--- Aim ---
Using the records below, report how many lines hold "результаты", with no extra text.

--- Data for the task ---
►

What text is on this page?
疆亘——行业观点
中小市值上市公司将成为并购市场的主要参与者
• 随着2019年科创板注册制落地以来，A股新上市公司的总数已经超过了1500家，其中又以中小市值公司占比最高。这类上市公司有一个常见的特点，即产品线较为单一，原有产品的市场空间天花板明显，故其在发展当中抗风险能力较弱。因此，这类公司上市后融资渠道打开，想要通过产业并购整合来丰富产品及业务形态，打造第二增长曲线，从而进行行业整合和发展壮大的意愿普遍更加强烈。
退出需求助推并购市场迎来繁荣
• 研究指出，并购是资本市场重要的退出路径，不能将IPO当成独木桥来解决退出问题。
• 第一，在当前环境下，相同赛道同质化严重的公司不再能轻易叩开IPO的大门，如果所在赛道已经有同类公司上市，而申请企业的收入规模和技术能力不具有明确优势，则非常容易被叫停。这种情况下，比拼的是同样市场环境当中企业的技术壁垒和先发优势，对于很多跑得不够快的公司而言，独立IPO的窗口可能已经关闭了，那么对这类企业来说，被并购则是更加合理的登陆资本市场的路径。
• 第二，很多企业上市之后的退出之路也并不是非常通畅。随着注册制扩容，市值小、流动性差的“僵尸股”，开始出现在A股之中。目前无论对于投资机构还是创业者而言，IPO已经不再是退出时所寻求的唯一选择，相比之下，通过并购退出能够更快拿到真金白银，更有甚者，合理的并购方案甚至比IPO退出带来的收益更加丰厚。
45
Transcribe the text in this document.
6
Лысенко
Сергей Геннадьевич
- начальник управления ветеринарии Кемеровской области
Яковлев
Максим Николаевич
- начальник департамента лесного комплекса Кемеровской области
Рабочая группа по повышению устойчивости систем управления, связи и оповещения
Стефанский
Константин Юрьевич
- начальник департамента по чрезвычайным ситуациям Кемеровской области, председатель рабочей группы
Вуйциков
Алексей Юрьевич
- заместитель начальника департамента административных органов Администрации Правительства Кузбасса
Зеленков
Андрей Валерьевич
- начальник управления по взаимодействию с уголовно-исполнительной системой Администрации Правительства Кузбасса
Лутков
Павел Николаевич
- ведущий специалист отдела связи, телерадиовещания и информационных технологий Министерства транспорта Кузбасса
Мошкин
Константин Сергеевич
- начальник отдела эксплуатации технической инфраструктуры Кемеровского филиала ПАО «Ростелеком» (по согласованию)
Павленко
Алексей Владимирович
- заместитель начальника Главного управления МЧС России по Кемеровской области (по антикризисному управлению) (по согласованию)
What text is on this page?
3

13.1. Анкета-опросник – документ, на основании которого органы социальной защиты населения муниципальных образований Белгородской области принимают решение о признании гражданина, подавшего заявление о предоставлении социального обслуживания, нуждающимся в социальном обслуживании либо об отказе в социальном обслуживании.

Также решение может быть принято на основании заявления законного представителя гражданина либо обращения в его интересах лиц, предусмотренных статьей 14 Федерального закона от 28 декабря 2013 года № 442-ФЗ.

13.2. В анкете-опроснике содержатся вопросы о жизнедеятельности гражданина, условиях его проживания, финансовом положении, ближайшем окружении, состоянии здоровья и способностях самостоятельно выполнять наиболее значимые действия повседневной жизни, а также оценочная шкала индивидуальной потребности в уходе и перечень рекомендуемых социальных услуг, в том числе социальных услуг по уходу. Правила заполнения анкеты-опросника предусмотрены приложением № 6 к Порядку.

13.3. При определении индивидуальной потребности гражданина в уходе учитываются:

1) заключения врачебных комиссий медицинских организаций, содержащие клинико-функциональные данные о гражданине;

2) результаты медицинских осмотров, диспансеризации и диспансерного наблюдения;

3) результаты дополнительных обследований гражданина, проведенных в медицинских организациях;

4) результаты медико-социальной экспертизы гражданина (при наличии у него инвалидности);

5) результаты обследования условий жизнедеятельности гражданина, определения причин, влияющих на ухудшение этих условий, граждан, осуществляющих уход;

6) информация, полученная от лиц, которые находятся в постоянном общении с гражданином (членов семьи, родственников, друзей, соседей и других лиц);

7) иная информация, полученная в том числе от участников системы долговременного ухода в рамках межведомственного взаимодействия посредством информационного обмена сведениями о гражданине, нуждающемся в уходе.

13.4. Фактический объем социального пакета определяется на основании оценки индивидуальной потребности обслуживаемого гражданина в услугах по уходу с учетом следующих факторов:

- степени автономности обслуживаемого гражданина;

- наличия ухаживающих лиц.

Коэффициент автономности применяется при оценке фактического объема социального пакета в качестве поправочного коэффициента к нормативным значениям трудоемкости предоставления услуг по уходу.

◄

--- Exercise answer ---
4